*Exercise goal*
Below is a block of records; return all of them exactly, but without the images.

Extracted data entries
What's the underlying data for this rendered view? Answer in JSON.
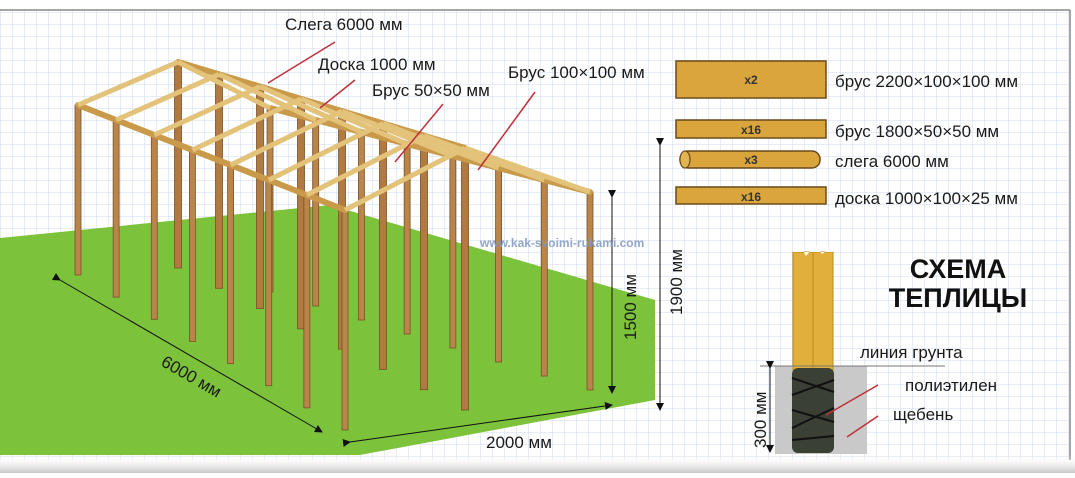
{
  "callouts": {
    "slega": "Слега 6000 мм",
    "board": "Доска 1000 мм",
    "beam50": "Брус 50×50 мм",
    "beam100": "Брус 100×100 мм"
  },
  "dimensions": {
    "length": "6000 мм",
    "width": "2000 мм",
    "side_height": "1500 мм",
    "ridge_height": "1900 мм",
    "depth": "300 мм"
  },
  "materials": [
    {
      "count": "x2",
      "label": "брус 2200×100×100 мм",
      "shape": "beam"
    },
    {
      "count": "x16",
      "label": "брус 1800×50×50 мм",
      "shape": "beam"
    },
    {
      "count": "x3",
      "label": "слега 6000 мм",
      "shape": "log"
    },
    {
      "count": "x16",
      "label": "доска 1000×100×25 мм",
      "shape": "board"
    }
  ],
  "title": {
    "line1": "СХЕМА",
    "line2": "ТЕПЛИЦЫ"
  },
  "post_detail": {
    "ground_line": "линия грунта",
    "polyethylene": "полиэтилен",
    "gravel": "щебень"
  },
  "watermark": "www.kak-svoimi-rukami.com",
  "colors": {
    "wood": "#d9a53c",
    "post": "#b9854a",
    "ground": "#7cc23a",
    "callout_line": "#c0303a",
    "grid": "#c9d6e6"
  }
}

*Full answer*
What's the underlying data for this rendered view? Answer in JSON.
{
  "callouts": {
    "slega": "Слега 6000 мм",
    "board": "Доска 1000 мм",
    "beam50": "Брус 50×50 мм",
    "beam100": "Брус 100×100 мм"
  },
  "dimensions": {
    "length": "6000 мм",
    "width": "2000 мм",
    "side_height": "1500 мм",
    "ridge_height": "1900 мм",
    "depth": "300 мм"
  },
  "materials": [
    {
      "count": "x2",
      "label": "брус 2200×100×100 мм",
      "shape": "beam"
    },
    {
      "count": "x16",
      "label": "брус 1800×50×50 мм",
      "shape": "beam"
    },
    {
      "count": "x3",
      "label": "слега 6000 мм",
      "shape": "log"
    },
    {
      "count": "x16",
      "label": "доска 1000×100×25 мм",
      "shape": "board"
    }
  ],
  "title": {
    "line1": "СХЕМА",
    "line2": "ТЕПЛИЦЫ"
  },
  "post_detail": {
    "ground_line": "линия грунта",
    "polyethylene": "полиэтилен",
    "gravel": "щебень"
  },
  "watermark": "www.kak-svoimi-rukami.com",
  "colors": {
    "wood": "#d9a53c",
    "post": "#b9854a",
    "ground": "#7cc23a",
    "callout_line": "#c0303a",
    "grid": "#c9d6e6"
  }
}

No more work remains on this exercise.